[Problem]: Set out each line from the following listing that includes the word "Berkat".
## START Dataset records
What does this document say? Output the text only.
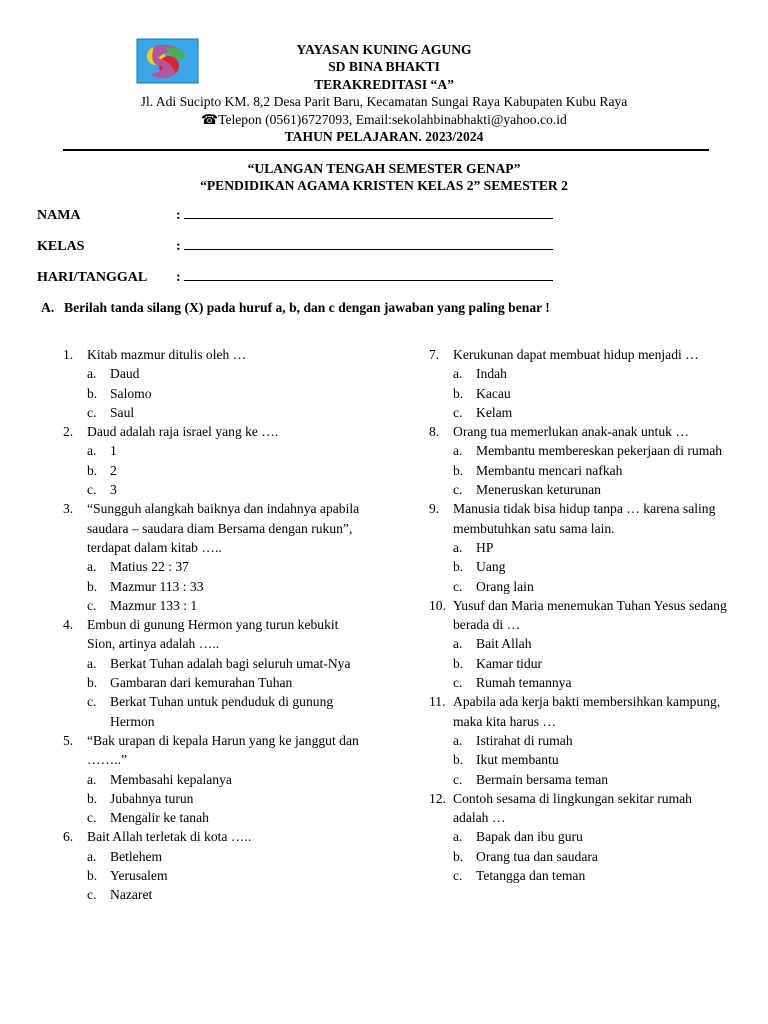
YAYASAN KUNING AGUNG
SD BINA BHAKTI
TERAKREDITASI “A”
Jl. Adi Sucipto KM. 8,2 Desa Parit Baru, Kecamatan Sungai Raya Kabupaten Kubu Raya
☎Telepon (0561)6727093, Email:sekolahbinabhakti@yahoo.co.id
TAHUN PELAJARAN. 2023/2024
“ULANGAN TENGAH SEMESTER GENAP”
“PENDIDIKAN AGAMA KRISTEN KELAS 2” SEMESTER 2
NAMA	:
KELAS	:
HARI/TANGGAL :
A. Berilah tanda silang (X) pada huruf a, b, dan c dengan jawaban yang paling benar !
1.	Kitab mazmur ditulis oleh …
a. Daud
b. Salomo
c. Saul
2.	Daud adalah raja israel yang ke ….
a. 1
b. 2
c. 3
3.	“Sungguh alangkah baiknya dan indahnya apabila saudara – saudara diam Bersama dengan rukun”, terdapat dalam kitab …..
a. Matius 22 : 37
b. Mazmur 113 : 33
c. Mazmur 133 : 1
4.	Embun di gunung Hermon yang turun kebukit Sion, artinya adalah …..
a. Berkat Tuhan adalah bagi seluruh umat-Nya
b. Gambaran dari kemurahan Tuhan
c. Berkat Tuhan untuk penduduk di gunung Hermon
5.	“Bak urapan di kepala Harun yang ke janggut dan ……..”
a. Membasahi kepalanya
b. Jubahnya turun
c. Mengalir ke tanah
6.	Bait Allah terletak di kota …..
a. Betlehem
b. Yerusalem
c. Nazaret
7.	Kerukunan dapat membuat hidup menjadi …
a. Indah
b. Kacau
c. Kelam
8.	Orang tua memerlukan anak-anak untuk …
a. Membantu membereskan pekerjaan di rumah
b. Membantu mencari nafkah
c. Meneruskan keturunan
9.	Manusia tidak bisa hidup tanpa … karena saling membutuhkan satu sama lain.
a. HP
b. Uang
c. Orang lain
10. Yusuf dan Maria menemukan Tuhan Yesus sedang berada di …
a. Bait Allah
b. Kamar tidur
c. Rumah temannya
11. Apabila ada kerja bakti membersihkan kampung, maka kita harus …
a. Istirahat di rumah
b. Ikut membantu
c. Bermain bersama teman
12. Contoh sesama di lingkungan sekitar rumah adalah …
a. Bapak dan ibu guru
b. Orang tua dan saudara
c. Tetangga dan teman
## END Dataset records
[Response]:
a. Berkat Tuhan adalah bagi seluruh umat-Nya
c. Berkat Tuhan untuk penduduk di gunung Hermon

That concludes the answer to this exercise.